## Приведенный текст
+ + + + +

День Владимира Ильича проходил таким образом.
Встав утром, он умывался с помощью санитара и спускался вниз, к чаю. До первого этажа он шел сам, затем его сажали в кресло и он в'езжал в залу, к столу, улыбающийся, свежий.
После утреннего чая он или гулял по парку, возимый тов. Паккалном, в сопровождении Надежды Константиновны, или ездил на охоту. Его тепло одевали, и рядом с ним усаживался тов. Паккалн, чтобы поддерживать его сзади. На розвальнях ехали несколько человек из охраны с охотничьими ружьями, а не имеющие таковых — с винтовками.
Прогулка эта мало походила на охоту, так как всегда почти возвращались с «пустыми руками». Вл. Ильич мороза не боялся и приезжал к обеду всегда довольный и вечно улыбающийся, и на расспросы: «не замерз ли», он весело отвечал отрицательным: «вот-вот».
Затем садились обедать.
Аппетит у Вл. Ильича был довольно плохой и он мало ел. Я неоднократно предлагал ему за обедом брать пример с меня и он ласково смеялся. Когда ему не нравилось какое-нибудь кушанье, он строил преуморительные гримасы и лукаво поглядывал на нас. В общем обед проходил в шутках и весельи. Мы все старались не давать Вл. Ильичу скучать и вели веселые разговоры, обращаясь часто к нему.
После обеда он обыкновенно отдыхал, в 4—5 часов был чай, а часов в 8 — ужин.
После ужина приносили небольшой киноаппарат с ручным электромотором и просматривали какую-нибудь ленту, сопровождая ее веселыми замечаниями. Вл. Ильич иногда смеялся до слез... Больше одной части зараз не пропускали, чтобы не утомить Вл. Ильича. После кино-сеанса он отправлялся в свою комнату с Марией Ильиничной и Надеждой Константиновной.
Однажды вечером мне сказали, что Вл. Ильич зовет наверх, к нему. Это желание он не мог ясно выразить и долго догадывались, чего ему не хватает; догадавшись, послали за мной. Я пришел и мы вместе смотрели картинки через стереоскоп, сопровождая каждую веселыми жестами.
С тех пор по вечерам я часто приходил наверх и Вл. Ильич радостно встречал меня своим «вот-вот-вот», когда я являлся.

+ + + + +

## Что сделать
Определите, согласуются ли с текстом о распорядке дня Владимира Ильича три утверждения ниже. Для каждого ответьте «да» или «нет» и дословно процитируйте решающие слова текста.
(a) До первого этажа Владимир Ильич спускался сам.
(b) Владимир Ильич боялся мороза.
(c) После ужина за один раз показывали не больше одной части ленты.

+ + + + +

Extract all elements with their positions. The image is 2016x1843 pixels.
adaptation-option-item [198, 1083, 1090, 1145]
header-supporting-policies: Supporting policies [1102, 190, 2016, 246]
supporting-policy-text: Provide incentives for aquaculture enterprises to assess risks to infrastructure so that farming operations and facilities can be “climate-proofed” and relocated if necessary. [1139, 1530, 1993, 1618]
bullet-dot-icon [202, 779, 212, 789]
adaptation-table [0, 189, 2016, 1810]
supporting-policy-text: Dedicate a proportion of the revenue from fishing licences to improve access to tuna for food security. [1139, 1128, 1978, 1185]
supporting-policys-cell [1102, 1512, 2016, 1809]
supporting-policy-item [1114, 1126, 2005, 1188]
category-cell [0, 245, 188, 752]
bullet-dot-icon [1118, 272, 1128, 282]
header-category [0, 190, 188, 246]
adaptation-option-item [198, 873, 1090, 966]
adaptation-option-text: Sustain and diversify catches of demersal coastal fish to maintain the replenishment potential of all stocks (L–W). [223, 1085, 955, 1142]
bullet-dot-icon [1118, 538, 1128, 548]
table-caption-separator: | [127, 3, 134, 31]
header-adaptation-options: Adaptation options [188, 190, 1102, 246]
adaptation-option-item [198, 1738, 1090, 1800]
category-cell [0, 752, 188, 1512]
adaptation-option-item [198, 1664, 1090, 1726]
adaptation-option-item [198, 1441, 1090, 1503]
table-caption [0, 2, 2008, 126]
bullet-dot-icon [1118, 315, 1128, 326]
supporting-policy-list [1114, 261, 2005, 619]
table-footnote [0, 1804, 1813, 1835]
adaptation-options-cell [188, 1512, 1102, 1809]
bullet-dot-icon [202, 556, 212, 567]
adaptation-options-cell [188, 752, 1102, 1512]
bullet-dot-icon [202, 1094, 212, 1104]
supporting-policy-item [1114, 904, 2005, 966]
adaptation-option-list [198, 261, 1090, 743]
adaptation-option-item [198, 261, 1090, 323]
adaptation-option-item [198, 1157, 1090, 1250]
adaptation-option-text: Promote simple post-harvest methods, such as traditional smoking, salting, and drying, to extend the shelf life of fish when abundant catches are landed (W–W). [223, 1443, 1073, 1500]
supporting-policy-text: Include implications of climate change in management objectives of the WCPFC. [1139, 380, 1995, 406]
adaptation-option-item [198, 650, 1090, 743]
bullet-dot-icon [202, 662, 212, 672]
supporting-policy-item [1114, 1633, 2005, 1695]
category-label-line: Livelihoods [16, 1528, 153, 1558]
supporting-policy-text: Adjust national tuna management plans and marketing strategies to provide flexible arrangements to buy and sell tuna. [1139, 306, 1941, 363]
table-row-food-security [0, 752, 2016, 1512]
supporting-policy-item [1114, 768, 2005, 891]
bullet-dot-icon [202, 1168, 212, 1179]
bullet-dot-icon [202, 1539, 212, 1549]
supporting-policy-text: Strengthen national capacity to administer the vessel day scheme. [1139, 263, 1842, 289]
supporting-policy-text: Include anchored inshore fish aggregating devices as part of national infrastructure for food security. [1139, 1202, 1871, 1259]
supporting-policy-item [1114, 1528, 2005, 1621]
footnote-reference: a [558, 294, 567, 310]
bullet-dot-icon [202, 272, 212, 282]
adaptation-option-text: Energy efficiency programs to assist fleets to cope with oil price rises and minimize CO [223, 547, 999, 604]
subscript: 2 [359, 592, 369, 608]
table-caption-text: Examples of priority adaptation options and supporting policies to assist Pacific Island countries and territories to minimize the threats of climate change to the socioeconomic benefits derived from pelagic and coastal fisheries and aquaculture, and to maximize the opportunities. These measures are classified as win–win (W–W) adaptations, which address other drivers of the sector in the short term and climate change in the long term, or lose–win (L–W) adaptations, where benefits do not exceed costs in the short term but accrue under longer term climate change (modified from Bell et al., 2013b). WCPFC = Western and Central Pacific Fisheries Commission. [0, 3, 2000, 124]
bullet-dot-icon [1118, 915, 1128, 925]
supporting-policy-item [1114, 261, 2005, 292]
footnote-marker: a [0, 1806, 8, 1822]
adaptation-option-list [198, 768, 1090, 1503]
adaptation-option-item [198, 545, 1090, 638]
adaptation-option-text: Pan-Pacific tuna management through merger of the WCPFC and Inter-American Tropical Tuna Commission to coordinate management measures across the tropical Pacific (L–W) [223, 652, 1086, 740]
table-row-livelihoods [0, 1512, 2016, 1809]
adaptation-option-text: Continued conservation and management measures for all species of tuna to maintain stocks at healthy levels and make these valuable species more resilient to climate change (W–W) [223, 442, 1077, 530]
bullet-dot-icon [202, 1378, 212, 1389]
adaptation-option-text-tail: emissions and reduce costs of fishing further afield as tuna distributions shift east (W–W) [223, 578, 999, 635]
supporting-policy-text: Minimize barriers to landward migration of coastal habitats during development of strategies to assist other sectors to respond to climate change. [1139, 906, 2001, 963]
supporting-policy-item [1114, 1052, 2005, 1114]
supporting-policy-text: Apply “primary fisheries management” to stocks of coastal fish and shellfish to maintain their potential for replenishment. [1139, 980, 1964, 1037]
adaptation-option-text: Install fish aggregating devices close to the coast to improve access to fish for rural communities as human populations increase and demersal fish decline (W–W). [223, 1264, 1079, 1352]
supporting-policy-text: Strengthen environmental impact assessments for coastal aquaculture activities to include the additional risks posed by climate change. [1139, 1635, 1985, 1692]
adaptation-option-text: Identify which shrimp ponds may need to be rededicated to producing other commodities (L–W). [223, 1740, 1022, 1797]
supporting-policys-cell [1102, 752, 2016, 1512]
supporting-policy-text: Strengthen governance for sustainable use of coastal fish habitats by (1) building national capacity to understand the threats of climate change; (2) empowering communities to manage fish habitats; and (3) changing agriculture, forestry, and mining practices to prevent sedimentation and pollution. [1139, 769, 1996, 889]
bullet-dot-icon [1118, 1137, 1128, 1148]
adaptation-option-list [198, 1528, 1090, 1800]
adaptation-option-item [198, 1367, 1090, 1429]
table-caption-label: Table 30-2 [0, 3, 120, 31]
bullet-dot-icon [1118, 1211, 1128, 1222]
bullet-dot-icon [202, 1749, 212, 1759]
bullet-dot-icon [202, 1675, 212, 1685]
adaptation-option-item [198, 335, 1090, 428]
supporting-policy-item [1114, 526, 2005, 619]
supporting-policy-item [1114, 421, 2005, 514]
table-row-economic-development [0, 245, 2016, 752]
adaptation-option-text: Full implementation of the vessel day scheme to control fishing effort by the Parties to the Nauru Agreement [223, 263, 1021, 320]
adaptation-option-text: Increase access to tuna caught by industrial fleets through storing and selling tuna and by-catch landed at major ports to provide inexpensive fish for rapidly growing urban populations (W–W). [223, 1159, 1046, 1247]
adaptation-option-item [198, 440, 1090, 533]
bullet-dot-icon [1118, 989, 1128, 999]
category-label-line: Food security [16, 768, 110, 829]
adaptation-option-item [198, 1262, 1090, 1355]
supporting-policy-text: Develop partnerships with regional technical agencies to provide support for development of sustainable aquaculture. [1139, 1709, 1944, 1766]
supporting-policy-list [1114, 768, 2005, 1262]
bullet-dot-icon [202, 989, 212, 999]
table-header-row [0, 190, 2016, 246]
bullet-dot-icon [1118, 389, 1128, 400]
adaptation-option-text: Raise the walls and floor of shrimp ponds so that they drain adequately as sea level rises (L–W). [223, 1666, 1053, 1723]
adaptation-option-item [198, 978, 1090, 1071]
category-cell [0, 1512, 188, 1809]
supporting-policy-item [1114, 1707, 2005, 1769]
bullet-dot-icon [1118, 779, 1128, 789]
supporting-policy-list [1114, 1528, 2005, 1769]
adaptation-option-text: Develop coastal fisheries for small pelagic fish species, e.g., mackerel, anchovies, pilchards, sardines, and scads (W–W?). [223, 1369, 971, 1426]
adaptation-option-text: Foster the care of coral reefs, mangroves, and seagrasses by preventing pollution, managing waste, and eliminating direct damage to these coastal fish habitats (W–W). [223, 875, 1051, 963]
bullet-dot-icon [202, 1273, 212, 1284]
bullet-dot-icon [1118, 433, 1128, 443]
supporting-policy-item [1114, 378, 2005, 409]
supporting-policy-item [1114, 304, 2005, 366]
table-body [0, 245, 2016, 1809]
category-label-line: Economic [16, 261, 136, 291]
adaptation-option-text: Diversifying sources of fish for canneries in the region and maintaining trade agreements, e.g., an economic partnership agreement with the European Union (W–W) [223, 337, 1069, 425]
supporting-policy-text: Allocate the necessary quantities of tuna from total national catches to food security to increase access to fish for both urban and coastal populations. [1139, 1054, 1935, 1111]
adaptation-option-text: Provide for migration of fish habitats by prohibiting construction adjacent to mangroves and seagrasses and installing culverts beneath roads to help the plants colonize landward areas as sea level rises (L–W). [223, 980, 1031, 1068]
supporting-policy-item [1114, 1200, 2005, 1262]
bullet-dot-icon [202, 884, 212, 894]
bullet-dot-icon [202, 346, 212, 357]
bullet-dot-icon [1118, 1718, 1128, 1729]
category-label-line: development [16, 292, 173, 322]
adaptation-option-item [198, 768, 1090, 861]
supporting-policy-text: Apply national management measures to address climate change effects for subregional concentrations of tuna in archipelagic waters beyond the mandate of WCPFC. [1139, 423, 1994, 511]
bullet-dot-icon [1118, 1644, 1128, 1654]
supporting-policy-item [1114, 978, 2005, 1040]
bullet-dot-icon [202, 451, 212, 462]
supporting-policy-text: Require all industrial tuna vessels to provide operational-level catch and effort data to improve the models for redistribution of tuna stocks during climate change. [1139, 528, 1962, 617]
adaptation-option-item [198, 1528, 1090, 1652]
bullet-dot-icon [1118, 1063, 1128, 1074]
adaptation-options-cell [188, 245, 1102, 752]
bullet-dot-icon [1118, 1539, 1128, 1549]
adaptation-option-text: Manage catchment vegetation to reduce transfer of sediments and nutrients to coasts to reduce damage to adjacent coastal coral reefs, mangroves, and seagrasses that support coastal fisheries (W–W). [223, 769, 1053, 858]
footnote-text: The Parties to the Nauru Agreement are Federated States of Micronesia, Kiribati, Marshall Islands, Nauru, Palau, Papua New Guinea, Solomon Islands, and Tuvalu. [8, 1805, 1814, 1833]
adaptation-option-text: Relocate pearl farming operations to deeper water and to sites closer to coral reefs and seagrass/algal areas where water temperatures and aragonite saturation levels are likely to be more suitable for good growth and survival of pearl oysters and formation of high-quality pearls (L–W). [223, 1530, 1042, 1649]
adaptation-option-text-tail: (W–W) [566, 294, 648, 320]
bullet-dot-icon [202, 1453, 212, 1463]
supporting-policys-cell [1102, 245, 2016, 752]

+ + + + +

## Готовый ответ
(a) Да: «До первого этажа он шел сам».
(b) Нет: «Вл. Ильич мороза не боялся».
(c) Да: «Больше одной части зараз не пропускали».